● Instructions to follow: Filter the records below for the word "username". Copy each line that holds it.
======== Material for this exercise
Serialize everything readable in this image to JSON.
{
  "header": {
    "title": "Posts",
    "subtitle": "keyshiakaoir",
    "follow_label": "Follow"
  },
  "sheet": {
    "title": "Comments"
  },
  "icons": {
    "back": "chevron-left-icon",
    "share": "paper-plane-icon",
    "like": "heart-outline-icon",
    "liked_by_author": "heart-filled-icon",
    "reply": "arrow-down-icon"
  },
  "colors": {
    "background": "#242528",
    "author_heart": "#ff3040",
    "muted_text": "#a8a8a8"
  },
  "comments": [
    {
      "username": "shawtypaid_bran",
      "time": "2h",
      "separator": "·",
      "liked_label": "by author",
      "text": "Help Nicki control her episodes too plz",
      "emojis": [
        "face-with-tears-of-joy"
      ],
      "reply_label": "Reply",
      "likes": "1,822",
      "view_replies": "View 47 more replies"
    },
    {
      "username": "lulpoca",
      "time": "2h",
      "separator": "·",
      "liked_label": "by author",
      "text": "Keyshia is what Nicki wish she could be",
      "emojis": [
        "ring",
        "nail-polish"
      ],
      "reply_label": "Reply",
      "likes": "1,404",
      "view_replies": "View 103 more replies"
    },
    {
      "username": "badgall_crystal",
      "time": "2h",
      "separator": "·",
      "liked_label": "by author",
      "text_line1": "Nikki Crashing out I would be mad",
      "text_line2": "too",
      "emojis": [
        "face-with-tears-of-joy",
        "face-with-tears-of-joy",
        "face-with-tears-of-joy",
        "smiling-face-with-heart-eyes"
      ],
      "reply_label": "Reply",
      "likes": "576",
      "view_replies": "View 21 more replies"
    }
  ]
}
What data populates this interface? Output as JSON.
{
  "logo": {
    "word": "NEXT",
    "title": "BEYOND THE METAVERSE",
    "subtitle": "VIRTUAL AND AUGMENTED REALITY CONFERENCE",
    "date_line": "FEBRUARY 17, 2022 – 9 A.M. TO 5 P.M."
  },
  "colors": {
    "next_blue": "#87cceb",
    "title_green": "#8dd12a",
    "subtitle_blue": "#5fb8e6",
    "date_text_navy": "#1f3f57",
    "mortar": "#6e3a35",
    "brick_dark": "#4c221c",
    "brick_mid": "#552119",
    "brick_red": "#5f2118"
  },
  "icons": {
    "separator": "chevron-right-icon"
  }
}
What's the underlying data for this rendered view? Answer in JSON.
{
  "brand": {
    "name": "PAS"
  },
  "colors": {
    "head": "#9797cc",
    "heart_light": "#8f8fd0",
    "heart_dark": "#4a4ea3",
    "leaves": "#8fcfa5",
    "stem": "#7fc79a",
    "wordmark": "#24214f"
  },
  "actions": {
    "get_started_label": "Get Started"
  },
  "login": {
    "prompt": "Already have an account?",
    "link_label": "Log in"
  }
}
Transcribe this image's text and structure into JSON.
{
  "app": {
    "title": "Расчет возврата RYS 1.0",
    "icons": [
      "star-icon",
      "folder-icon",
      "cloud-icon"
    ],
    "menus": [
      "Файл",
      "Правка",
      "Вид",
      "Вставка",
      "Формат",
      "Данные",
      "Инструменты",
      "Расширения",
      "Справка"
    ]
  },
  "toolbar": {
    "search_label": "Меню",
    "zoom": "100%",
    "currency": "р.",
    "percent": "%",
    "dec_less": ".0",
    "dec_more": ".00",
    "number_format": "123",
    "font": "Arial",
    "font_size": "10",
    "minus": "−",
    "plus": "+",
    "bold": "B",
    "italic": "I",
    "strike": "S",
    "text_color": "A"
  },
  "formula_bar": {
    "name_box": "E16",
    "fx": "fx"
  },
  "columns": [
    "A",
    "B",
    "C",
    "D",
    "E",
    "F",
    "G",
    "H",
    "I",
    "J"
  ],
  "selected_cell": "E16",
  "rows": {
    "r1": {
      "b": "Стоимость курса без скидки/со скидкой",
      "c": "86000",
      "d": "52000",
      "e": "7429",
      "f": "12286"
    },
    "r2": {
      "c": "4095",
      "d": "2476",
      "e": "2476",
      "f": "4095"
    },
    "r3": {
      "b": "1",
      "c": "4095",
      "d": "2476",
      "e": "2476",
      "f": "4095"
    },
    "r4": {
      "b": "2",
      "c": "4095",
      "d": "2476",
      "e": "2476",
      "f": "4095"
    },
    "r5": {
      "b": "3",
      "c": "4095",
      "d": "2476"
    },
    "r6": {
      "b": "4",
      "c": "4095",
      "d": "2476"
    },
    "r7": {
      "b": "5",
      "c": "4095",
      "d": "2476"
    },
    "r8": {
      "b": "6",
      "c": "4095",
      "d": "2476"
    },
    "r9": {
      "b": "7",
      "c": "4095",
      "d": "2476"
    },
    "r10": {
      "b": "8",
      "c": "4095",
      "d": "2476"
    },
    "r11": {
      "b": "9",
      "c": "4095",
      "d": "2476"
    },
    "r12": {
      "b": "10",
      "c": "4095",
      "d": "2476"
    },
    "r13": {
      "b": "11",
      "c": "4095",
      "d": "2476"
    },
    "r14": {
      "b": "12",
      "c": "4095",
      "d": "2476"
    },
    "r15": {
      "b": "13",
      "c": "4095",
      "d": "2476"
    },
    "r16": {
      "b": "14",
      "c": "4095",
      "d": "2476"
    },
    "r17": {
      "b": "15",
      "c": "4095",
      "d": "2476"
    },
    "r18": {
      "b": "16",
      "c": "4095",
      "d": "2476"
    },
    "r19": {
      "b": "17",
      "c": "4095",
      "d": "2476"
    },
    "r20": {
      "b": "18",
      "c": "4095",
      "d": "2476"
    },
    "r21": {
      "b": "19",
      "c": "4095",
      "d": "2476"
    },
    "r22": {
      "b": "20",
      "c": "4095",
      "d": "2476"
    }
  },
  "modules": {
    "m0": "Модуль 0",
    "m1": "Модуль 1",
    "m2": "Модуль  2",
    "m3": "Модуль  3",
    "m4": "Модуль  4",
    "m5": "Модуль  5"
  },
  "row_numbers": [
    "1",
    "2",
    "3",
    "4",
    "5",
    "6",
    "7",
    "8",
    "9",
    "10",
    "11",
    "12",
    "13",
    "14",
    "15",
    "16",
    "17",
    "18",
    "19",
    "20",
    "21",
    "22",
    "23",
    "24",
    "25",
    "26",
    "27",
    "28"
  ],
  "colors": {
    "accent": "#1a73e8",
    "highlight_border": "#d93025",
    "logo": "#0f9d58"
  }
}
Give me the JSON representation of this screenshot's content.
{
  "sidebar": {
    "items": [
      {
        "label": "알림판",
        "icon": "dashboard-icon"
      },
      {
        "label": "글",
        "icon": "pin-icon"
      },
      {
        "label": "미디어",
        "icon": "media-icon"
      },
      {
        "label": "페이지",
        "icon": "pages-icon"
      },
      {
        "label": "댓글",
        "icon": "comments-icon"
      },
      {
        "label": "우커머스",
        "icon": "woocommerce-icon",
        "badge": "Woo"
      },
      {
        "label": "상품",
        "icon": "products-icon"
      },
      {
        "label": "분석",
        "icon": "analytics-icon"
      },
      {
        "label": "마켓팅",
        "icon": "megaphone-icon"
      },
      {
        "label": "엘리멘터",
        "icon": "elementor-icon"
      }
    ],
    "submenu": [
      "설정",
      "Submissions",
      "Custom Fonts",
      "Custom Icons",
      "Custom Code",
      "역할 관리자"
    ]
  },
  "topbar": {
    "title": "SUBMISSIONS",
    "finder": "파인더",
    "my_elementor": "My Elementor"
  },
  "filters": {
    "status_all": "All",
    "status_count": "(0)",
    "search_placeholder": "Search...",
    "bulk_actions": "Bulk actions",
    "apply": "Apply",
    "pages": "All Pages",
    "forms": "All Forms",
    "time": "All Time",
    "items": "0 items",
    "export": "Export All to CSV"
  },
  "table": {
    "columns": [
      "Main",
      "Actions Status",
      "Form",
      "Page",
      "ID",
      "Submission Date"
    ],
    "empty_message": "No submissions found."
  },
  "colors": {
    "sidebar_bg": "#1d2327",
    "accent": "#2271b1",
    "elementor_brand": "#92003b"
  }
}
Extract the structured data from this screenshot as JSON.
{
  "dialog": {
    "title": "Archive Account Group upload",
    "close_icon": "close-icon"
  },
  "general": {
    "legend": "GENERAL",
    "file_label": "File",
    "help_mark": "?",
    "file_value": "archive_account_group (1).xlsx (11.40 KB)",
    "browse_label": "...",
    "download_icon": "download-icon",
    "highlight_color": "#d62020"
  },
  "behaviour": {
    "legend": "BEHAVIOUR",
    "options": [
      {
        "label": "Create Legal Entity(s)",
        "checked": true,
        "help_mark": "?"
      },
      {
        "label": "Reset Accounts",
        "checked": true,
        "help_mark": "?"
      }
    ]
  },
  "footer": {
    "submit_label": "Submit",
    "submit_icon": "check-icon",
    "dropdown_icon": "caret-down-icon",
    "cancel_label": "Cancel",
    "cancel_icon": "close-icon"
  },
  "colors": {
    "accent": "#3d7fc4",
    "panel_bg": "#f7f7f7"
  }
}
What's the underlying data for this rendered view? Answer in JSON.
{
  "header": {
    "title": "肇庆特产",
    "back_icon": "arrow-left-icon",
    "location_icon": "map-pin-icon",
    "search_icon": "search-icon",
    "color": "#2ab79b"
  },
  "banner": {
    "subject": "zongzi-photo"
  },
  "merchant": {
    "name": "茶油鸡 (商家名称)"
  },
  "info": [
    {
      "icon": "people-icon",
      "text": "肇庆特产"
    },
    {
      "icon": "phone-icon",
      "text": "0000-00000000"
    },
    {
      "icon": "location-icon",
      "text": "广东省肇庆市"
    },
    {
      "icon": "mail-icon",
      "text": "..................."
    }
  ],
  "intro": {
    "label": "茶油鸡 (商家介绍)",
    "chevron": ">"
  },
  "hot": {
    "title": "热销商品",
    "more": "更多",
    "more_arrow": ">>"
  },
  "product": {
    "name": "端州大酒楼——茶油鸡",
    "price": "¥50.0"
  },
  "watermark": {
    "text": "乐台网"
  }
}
================
● Correct answer:
      "username": "shawtypaid_bran",
      "username": "lulpoca",
      "username": "badgall_crystal",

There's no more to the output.